> THE PROBLEM
Copy every line, leaving nothing out and adding nothing.

> THE INPUT
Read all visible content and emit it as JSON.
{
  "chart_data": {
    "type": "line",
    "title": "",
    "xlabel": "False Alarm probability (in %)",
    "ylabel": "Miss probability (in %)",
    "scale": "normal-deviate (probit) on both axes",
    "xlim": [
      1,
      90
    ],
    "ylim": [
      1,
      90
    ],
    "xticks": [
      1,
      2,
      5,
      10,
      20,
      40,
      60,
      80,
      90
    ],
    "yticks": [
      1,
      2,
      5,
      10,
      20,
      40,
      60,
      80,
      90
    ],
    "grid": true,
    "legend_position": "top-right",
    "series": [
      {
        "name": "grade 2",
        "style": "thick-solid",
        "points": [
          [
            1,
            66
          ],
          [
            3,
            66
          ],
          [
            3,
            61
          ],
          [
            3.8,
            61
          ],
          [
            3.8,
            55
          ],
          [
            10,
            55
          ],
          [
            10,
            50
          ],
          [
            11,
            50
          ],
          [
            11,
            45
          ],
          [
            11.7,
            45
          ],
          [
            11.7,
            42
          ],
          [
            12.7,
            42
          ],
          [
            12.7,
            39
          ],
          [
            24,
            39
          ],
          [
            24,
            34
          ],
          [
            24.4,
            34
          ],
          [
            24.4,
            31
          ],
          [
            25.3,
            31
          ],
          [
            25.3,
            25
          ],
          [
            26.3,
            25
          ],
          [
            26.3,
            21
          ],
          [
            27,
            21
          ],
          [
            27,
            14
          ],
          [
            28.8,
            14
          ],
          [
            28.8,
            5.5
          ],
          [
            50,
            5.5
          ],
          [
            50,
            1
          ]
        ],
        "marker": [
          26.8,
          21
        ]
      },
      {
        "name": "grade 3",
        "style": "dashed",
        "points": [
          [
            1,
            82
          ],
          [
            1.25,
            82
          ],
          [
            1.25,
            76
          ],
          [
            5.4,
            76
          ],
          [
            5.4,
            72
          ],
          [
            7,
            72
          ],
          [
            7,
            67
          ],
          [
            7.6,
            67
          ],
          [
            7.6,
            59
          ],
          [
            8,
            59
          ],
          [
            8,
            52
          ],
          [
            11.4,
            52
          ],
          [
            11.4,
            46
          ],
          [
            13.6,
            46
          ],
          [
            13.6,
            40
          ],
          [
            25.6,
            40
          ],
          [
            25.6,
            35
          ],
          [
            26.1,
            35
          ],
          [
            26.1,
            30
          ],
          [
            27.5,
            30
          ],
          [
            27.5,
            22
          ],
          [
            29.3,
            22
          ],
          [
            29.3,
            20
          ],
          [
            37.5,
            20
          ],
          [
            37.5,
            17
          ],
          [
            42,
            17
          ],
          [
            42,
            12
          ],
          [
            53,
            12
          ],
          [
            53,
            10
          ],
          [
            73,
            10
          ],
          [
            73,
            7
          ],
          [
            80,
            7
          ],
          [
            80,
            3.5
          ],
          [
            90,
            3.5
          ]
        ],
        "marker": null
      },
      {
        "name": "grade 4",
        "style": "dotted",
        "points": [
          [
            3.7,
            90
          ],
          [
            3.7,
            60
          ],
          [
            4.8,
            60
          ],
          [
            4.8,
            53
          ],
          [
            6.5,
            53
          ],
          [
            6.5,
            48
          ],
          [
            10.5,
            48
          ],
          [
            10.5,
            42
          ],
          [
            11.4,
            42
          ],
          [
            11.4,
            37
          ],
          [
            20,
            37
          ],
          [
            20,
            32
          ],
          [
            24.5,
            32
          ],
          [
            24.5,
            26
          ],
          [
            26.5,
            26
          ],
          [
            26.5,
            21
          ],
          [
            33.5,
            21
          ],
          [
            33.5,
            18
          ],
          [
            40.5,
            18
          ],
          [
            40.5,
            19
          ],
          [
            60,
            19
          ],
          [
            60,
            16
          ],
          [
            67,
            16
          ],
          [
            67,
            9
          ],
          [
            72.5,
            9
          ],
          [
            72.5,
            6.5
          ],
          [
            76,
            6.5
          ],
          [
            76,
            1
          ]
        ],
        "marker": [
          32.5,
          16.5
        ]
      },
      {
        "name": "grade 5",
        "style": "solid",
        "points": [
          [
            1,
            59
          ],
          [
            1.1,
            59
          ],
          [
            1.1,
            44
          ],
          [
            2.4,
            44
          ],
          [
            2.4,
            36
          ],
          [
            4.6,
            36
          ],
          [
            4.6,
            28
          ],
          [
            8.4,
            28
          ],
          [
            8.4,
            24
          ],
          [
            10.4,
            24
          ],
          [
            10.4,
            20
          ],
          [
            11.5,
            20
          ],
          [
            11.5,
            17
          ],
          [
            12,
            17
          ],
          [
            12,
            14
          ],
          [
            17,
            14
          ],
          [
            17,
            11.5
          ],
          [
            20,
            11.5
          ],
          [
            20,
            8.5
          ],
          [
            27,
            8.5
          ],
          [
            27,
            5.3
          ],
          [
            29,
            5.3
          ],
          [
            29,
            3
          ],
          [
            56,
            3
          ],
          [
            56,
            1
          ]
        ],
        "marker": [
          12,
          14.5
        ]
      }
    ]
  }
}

> SOLUTION TO THIS PROBLEM
Read all visible content and emit it as JSON.
{
  "chart_data": {
    "type": "line",
    "title": "",
    "xlabel": "False Alarm probability (in %)",
    "ylabel": "Miss probability (in %)",
    "scale": "normal-deviate (probit) on both axes",
    "xlim": [
      1,
      90
    ],
    "ylim": [
      1,
      90
    ],
    "xticks": [
      1,
      2,
      5,
      10,
      20,
      40,
      60,
      80,
      90
    ],
    "yticks": [
      1,
      2,
      5,
      10,
      20,
      40,
      60,
      80,
      90
    ],
    "grid": true,
    "legend_position": "top-right",
    "series": [
      {
        "name": "grade 2",
        "style": "thick-solid",
        "points": [
          [
            1,
            66
          ],
          [
            3,
            66
          ],
          [
            3,
            61
          ],
          [
            3.8,
            61
          ],
          [
            3.8,
            55
          ],
          [
            10,
            55
          ],
          [
            10,
            50
          ],
          [
            11,
            50
          ],
          [
            11,
            45
          ],
          [
            11.7,
            45
          ],
          [
            11.7,
            42
          ],
          [
            12.7,
            42
          ],
          [
            12.7,
            39
          ],
          [
            24,
            39
          ],
          [
            24,
            34
          ],
          [
            24.4,
            34
          ],
          [
            24.4,
            31
          ],
          [
            25.3,
            31
          ],
          [
            25.3,
            25
          ],
          [
            26.3,
            25
          ],
          [
            26.3,
            21
          ],
          [
            27,
            21
          ],
          [
            27,
            14
          ],
          [
            28.8,
            14
          ],
          [
            28.8,
            5.5
          ],
          [
            50,
            5.5
          ],
          [
            50,
            1
          ]
        ],
        "marker": [
          26.8,
          21
        ]
      },
      {
        "name": "grade 3",
        "style": "dashed",
        "points": [
          [
            1,
            82
          ],
          [
            1.25,
            82
          ],
          [
            1.25,
            76
          ],
          [
            5.4,
            76
          ],
          [
            5.4,
            72
          ],
          [
            7,
            72
          ],
          [
            7,
            67
          ],
          [
            7.6,
            67
          ],
          [
            7.6,
            59
          ],
          [
            8,
            59
          ],
          [
            8,
            52
          ],
          [
            11.4,
            52
          ],
          [
            11.4,
            46
          ],
          [
            13.6,
            46
          ],
          [
            13.6,
            40
          ],
          [
            25.6,
            40
          ],
          [
            25.6,
            35
          ],
          [
            26.1,
            35
          ],
          [
            26.1,
            30
          ],
          [
            27.5,
            30
          ],
          [
            27.5,
            22
          ],
          [
            29.3,
            22
          ],
          [
            29.3,
            20
          ],
          [
            37.5,
            20
          ],
          [
            37.5,
            17
          ],
          [
            42,
            17
          ],
          [
            42,
            12
          ],
          [
            53,
            12
          ],
          [
            53,
            10
          ],
          [
            73,
            10
          ],
          [
            73,
            7
          ],
          [
            80,
            7
          ],
          [
            80,
            3.5
          ],
          [
            90,
            3.5
          ]
        ],
        "marker": null
      },
      {
        "name": "grade 4",
        "style": "dotted",
        "points": [
          [
            3.7,
            90
          ],
          [
            3.7,
            60
          ],
          [
            4.8,
            60
          ],
          [
            4.8,
            53
          ],
          [
            6.5,
            53
          ],
          [
            6.5,
            48
          ],
          [
            10.5,
            48
          ],
          [
            10.5,
            42
          ],
          [
            11.4,
            42
          ],
          [
            11.4,
            37
          ],
          [
            20,
            37
          ],
          [
            20,
            32
          ],
          [
            24.5,
            32
          ],
          [
            24.5,
            26
          ],
          [
            26.5,
            26
          ],
          [
            26.5,
            21
          ],
          [
            33.5,
            21
          ],
          [
            33.5,
            18
          ],
          [
            40.5,
            18
          ],
          [
            40.5,
            19
          ],
          [
            60,
            19
          ],
          [
            60,
            16
          ],
          [
            67,
            16
          ],
          [
            67,
            9
          ],
          [
            72.5,
            9
          ],
          [
            72.5,
            6.5
          ],
          [
            76,
            6.5
          ],
          [
            76,
            1
          ]
        ],
        "marker": [
          32.5,
          16.5
        ]
      },
      {
        "name": "grade 5",
        "style": "solid",
        "points": [
          [
            1,
            59
          ],
          [
            1.1,
            59
          ],
          [
            1.1,
            44
          ],
          [
            2.4,
            44
          ],
          [
            2.4,
            36
          ],
          [
            4.6,
            36
          ],
          [
            4.6,
            28
          ],
          [
            8.4,
            28
          ],
          [
            8.4,
            24
          ],
          [
            10.4,
            24
          ],
          [
            10.4,
            20
          ],
          [
            11.5,
            20
          ],
          [
            11.5,
            17
          ],
          [
            12,
            17
          ],
          [
            12,
            14
          ],
          [
            17,
            14
          ],
          [
            17,
            11.5
          ],
          [
            20,
            11.5
          ],
          [
            20,
            8.5
          ],
          [
            27,
            8.5
          ],
          [
            27,
            5.3
          ],
          [
            29,
            5.3
          ],
          [
            29,
            3
          ],
          [
            56,
            3
          ],
          [
            56,
            1
          ]
        ],
        "marker": [
          12,
          14.5
        ]
      }
    ]
  }
}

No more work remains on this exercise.